**EXERCISE DETAILS**: Reproduce the items below word for word, from the first line through the line containing "legend-marker: [732, 780, 751, 798]", both included.

Element box annotations:

## start

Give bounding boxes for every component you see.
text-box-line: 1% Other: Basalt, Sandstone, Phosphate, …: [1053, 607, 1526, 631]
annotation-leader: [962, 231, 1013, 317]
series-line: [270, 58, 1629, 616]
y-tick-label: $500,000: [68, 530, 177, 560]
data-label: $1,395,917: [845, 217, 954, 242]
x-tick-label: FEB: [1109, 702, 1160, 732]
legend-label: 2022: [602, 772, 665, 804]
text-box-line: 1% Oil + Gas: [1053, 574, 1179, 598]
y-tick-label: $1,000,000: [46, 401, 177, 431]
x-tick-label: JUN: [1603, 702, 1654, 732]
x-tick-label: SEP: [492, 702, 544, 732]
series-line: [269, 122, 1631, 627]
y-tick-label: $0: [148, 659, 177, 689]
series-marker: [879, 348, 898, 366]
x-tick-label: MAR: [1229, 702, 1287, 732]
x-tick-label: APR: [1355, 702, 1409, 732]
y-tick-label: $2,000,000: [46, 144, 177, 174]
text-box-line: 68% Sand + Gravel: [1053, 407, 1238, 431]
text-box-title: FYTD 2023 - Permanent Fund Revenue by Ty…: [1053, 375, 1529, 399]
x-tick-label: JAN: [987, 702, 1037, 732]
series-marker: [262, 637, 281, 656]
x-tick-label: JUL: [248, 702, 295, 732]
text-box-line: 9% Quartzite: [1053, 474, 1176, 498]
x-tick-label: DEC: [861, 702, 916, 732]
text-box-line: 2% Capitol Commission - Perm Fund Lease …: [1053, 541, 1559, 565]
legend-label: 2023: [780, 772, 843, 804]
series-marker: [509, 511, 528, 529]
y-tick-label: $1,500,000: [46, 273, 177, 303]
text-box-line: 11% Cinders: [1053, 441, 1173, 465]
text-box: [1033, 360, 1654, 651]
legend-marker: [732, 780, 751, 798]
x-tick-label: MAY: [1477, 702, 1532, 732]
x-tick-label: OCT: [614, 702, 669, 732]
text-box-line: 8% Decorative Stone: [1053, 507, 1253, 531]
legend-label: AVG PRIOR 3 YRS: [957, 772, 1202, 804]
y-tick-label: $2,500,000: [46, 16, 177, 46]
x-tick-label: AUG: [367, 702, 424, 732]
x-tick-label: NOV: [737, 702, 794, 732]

## end

**FINISHED ANSWER**:
Give bounding boxes for every component you see.
text-box-line: 1% Other: Basalt, Sandstone, Phosphate, …: [1053, 607, 1526, 631]
annotation-leader: [962, 231, 1013, 317]
series-line: [270, 58, 1629, 616]
y-tick-label: $500,000: [68, 530, 177, 560]
data-label: $1,395,917: [845, 217, 954, 242]
x-tick-label: FEB: [1109, 702, 1160, 732]
legend-label: 2022: [602, 772, 665, 804]
text-box-line: 1% Oil + Gas: [1053, 574, 1179, 598]
y-tick-label: $1,000,000: [46, 401, 177, 431]
x-tick-label: JUN: [1603, 702, 1654, 732]
x-tick-label: SEP: [492, 702, 544, 732]
series-line: [269, 122, 1631, 627]
y-tick-label: $0: [148, 659, 177, 689]
series-marker: [879, 348, 898, 366]
x-tick-label: MAR: [1229, 702, 1287, 732]
x-tick-label: APR: [1355, 702, 1409, 732]
y-tick-label: $2,000,000: [46, 144, 177, 174]
text-box-line: 68% Sand + Gravel: [1053, 407, 1238, 431]
text-box-title: FYTD 2023 - Permanent Fund Revenue by Ty…: [1053, 375, 1529, 399]
x-tick-label: JAN: [987, 702, 1037, 732]
series-marker: [262, 637, 281, 656]
x-tick-label: JUL: [248, 702, 295, 732]
text-box-line: 9% Quartzite: [1053, 474, 1176, 498]
x-tick-label: DEC: [861, 702, 916, 732]
text-box-line: 2% Capitol Commission - Perm Fund Lease …: [1053, 541, 1559, 565]
legend-label: 2023: [780, 772, 843, 804]
series-marker: [509, 511, 528, 529]
y-tick-label: $1,500,000: [46, 273, 177, 303]
text-box-line: 11% Cinders: [1053, 441, 1173, 465]
text-box: [1033, 360, 1654, 651]
legend-marker: [732, 780, 751, 798]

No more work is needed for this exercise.